> [WHAT TO DO]:
Copy out the listing that follows exactly, dropping every picture.

Saved entries:
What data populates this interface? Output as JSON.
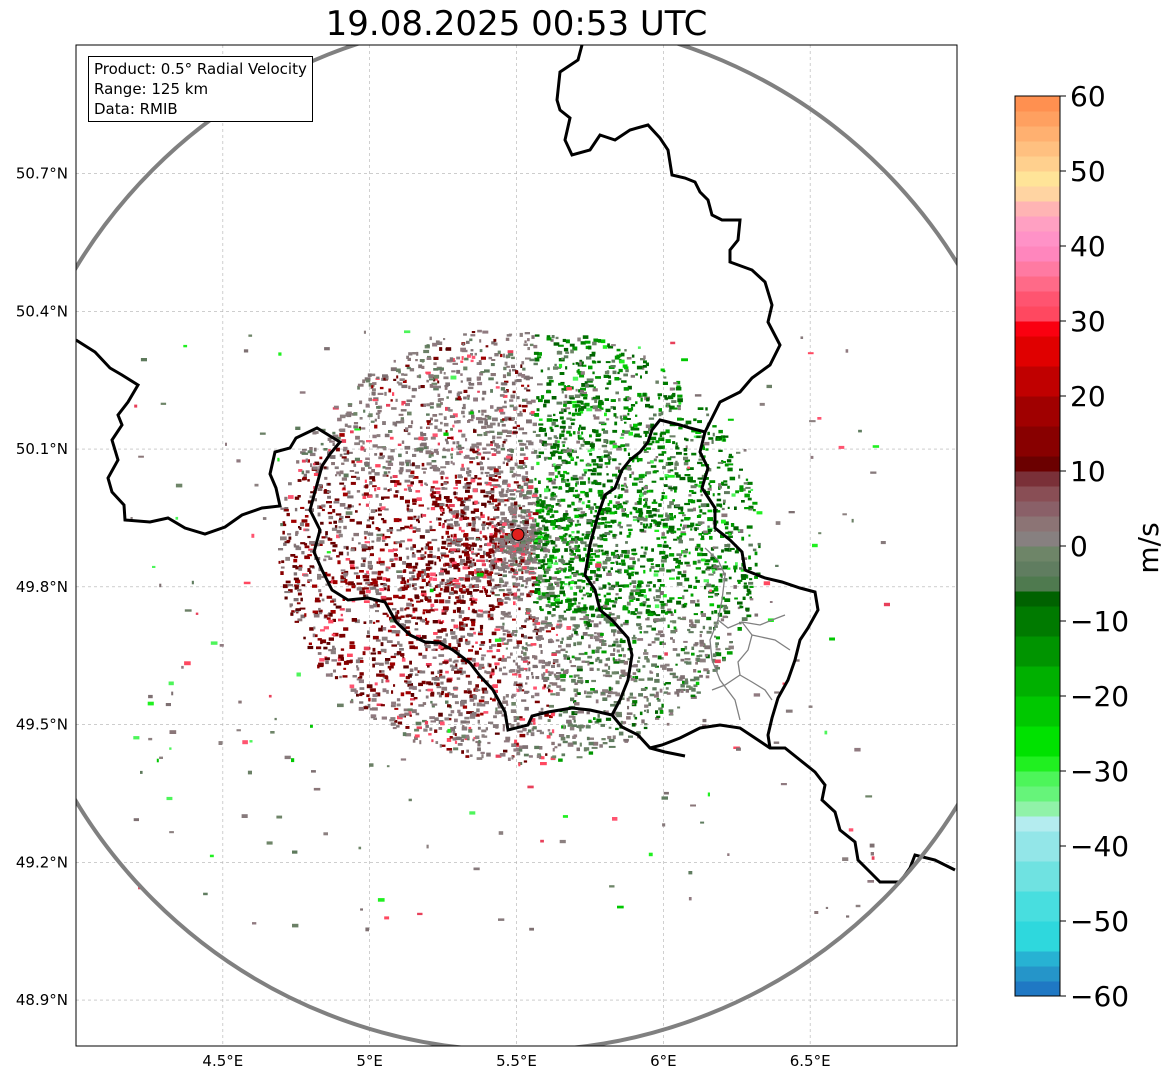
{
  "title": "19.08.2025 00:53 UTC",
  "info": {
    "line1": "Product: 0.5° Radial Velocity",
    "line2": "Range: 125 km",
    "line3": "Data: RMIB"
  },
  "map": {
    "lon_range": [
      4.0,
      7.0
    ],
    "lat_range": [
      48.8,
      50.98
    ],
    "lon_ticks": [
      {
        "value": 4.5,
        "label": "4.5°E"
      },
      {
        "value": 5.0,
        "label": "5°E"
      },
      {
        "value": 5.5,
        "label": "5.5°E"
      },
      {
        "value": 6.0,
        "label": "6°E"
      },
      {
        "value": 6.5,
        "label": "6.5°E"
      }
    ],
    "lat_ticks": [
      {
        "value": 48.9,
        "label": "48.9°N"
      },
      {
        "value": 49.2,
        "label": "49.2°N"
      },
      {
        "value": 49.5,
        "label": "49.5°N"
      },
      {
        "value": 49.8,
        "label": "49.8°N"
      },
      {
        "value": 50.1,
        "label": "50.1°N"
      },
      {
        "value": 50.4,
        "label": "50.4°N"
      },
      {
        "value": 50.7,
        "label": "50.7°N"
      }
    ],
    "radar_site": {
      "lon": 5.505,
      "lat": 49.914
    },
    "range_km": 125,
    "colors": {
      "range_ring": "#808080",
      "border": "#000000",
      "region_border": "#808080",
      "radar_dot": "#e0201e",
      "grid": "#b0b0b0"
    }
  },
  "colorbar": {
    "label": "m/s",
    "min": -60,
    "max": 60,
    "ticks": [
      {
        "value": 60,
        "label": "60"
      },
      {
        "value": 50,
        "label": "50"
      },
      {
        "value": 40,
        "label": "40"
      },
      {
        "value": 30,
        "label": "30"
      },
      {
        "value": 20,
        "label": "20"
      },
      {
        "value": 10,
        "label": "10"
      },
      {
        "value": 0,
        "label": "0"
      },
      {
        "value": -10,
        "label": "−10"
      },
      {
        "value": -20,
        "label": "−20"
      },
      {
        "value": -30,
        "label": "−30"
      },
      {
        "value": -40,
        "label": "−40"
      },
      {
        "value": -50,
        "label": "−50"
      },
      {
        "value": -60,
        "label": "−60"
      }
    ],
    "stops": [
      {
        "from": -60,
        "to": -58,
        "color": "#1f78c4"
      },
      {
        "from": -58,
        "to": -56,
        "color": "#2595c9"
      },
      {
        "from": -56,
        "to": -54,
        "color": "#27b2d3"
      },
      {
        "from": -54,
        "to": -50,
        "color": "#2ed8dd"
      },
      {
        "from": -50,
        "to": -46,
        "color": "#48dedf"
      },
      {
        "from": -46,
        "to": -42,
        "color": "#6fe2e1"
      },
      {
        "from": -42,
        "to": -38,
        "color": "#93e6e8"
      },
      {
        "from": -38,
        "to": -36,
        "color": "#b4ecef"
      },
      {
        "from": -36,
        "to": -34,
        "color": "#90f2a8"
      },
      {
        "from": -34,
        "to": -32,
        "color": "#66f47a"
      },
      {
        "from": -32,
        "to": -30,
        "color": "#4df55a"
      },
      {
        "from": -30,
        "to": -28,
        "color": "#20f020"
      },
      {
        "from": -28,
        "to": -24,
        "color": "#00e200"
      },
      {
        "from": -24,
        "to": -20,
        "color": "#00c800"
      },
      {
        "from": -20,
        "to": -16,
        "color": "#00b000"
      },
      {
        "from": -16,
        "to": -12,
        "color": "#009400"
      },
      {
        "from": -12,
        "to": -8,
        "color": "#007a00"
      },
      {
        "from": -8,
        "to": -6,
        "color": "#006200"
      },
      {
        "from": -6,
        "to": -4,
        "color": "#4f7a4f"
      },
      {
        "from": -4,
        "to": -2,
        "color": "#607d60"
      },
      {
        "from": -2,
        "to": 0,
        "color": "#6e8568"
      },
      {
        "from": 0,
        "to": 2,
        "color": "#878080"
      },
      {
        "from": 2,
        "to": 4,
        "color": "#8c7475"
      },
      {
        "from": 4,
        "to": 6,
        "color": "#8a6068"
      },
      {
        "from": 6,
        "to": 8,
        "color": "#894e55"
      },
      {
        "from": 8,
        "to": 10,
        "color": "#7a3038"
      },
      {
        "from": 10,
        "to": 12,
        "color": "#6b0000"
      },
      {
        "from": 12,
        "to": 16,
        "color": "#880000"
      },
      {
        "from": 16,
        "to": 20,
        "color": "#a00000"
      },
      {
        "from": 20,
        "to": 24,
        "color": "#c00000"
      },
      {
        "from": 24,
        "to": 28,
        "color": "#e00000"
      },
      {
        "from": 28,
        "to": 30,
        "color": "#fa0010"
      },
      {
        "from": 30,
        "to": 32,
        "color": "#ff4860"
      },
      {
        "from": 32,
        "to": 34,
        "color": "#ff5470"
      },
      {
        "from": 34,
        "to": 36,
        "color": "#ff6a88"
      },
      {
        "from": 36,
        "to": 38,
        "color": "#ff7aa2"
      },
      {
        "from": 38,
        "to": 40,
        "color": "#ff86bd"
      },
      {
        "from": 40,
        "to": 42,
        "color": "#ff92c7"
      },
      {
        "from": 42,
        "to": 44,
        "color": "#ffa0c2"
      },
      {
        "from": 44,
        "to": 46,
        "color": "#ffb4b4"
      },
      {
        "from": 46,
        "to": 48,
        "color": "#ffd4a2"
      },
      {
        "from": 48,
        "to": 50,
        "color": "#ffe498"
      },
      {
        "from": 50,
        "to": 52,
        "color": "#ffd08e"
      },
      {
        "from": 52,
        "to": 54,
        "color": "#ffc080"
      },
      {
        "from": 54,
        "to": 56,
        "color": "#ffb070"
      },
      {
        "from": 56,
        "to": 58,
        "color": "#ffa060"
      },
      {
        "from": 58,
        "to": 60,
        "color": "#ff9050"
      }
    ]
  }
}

> [SOLUTION FOR THIS PROBLEM]:
What data populates this interface? Output as JSON.
{
  "title": "19.08.2025 00:53 UTC",
  "info": {
    "line1": "Product: 0.5° Radial Velocity",
    "line2": "Range: 125 km",
    "line3": "Data: RMIB"
  },
  "map": {
    "lon_range": [
      4.0,
      7.0
    ],
    "lat_range": [
      48.8,
      50.98
    ],
    "lon_ticks": [
      {
        "value": 4.5,
        "label": "4.5°E"
      },
      {
        "value": 5.0,
        "label": "5°E"
      },
      {
        "value": 5.5,
        "label": "5.5°E"
      },
      {
        "value": 6.0,
        "label": "6°E"
      },
      {
        "value": 6.5,
        "label": "6.5°E"
      }
    ],
    "lat_ticks": [
      {
        "value": 48.9,
        "label": "48.9°N"
      },
      {
        "value": 49.2,
        "label": "49.2°N"
      },
      {
        "value": 49.5,
        "label": "49.5°N"
      },
      {
        "value": 49.8,
        "label": "49.8°N"
      },
      {
        "value": 50.1,
        "label": "50.1°N"
      },
      {
        "value": 50.4,
        "label": "50.4°N"
      },
      {
        "value": 50.7,
        "label": "50.7°N"
      }
    ],
    "radar_site": {
      "lon": 5.505,
      "lat": 49.914
    },
    "range_km": 125,
    "colors": {
      "range_ring": "#808080",
      "border": "#000000",
      "region_border": "#808080",
      "radar_dot": "#e0201e",
      "grid": "#b0b0b0"
    }
  },
  "colorbar": {
    "label": "m/s",
    "min": -60,
    "max": 60,
    "ticks": [
      {
        "value": 60,
        "label": "60"
      },
      {
        "value": 50,
        "label": "50"
      },
      {
        "value": 40,
        "label": "40"
      },
      {
        "value": 30,
        "label": "30"
      },
      {
        "value": 20,
        "label": "20"
      },
      {
        "value": 10,
        "label": "10"
      },
      {
        "value": 0,
        "label": "0"
      },
      {
        "value": -10,
        "label": "−10"
      },
      {
        "value": -20,
        "label": "−20"
      },
      {
        "value": -30,
        "label": "−30"
      },
      {
        "value": -40,
        "label": "−40"
      },
      {
        "value": -50,
        "label": "−50"
      },
      {
        "value": -60,
        "label": "−60"
      }
    ],
    "stops": [
      {
        "from": -60,
        "to": -58,
        "color": "#1f78c4"
      },
      {
        "from": -58,
        "to": -56,
        "color": "#2595c9"
      },
      {
        "from": -56,
        "to": -54,
        "color": "#27b2d3"
      },
      {
        "from": -54,
        "to": -50,
        "color": "#2ed8dd"
      },
      {
        "from": -50,
        "to": -46,
        "color": "#48dedf"
      },
      {
        "from": -46,
        "to": -42,
        "color": "#6fe2e1"
      },
      {
        "from": -42,
        "to": -38,
        "color": "#93e6e8"
      },
      {
        "from": -38,
        "to": -36,
        "color": "#b4ecef"
      },
      {
        "from": -36,
        "to": -34,
        "color": "#90f2a8"
      },
      {
        "from": -34,
        "to": -32,
        "color": "#66f47a"
      },
      {
        "from": -32,
        "to": -30,
        "color": "#4df55a"
      },
      {
        "from": -30,
        "to": -28,
        "color": "#20f020"
      },
      {
        "from": -28,
        "to": -24,
        "color": "#00e200"
      },
      {
        "from": -24,
        "to": -20,
        "color": "#00c800"
      },
      {
        "from": -20,
        "to": -16,
        "color": "#00b000"
      },
      {
        "from": -16,
        "to": -12,
        "color": "#009400"
      },
      {
        "from": -12,
        "to": -8,
        "color": "#007a00"
      },
      {
        "from": -8,
        "to": -6,
        "color": "#006200"
      },
      {
        "from": -6,
        "to": -4,
        "color": "#4f7a4f"
      },
      {
        "from": -4,
        "to": -2,
        "color": "#607d60"
      },
      {
        "from": -2,
        "to": 0,
        "color": "#6e8568"
      },
      {
        "from": 0,
        "to": 2,
        "color": "#878080"
      },
      {
        "from": 2,
        "to": 4,
        "color": "#8c7475"
      },
      {
        "from": 4,
        "to": 6,
        "color": "#8a6068"
      },
      {
        "from": 6,
        "to": 8,
        "color": "#894e55"
      },
      {
        "from": 8,
        "to": 10,
        "color": "#7a3038"
      },
      {
        "from": 10,
        "to": 12,
        "color": "#6b0000"
      },
      {
        "from": 12,
        "to": 16,
        "color": "#880000"
      },
      {
        "from": 16,
        "to": 20,
        "color": "#a00000"
      },
      {
        "from": 20,
        "to": 24,
        "color": "#c00000"
      },
      {
        "from": 24,
        "to": 28,
        "color": "#e00000"
      },
      {
        "from": 28,
        "to": 30,
        "color": "#fa0010"
      },
      {
        "from": 30,
        "to": 32,
        "color": "#ff4860"
      },
      {
        "from": 32,
        "to": 34,
        "color": "#ff5470"
      },
      {
        "from": 34,
        "to": 36,
        "color": "#ff6a88"
      },
      {
        "from": 36,
        "to": 38,
        "color": "#ff7aa2"
      },
      {
        "from": 38,
        "to": 40,
        "color": "#ff86bd"
      },
      {
        "from": 40,
        "to": 42,
        "color": "#ff92c7"
      },
      {
        "from": 42,
        "to": 44,
        "color": "#ffa0c2"
      },
      {
        "from": 44,
        "to": 46,
        "color": "#ffb4b4"
      },
      {
        "from": 46,
        "to": 48,
        "color": "#ffd4a2"
      },
      {
        "from": 48,
        "to": 50,
        "color": "#ffe498"
      },
      {
        "from": 50,
        "to": 52,
        "color": "#ffd08e"
      },
      {
        "from": 52,
        "to": 54,
        "color": "#ffc080"
      },
      {
        "from": 54,
        "to": 56,
        "color": "#ffb070"
      },
      {
        "from": 56,
        "to": 58,
        "color": "#ffa060"
      },
      {
        "from": 58,
        "to": 60,
        "color": "#ff9050"
      }
    ]
  }
}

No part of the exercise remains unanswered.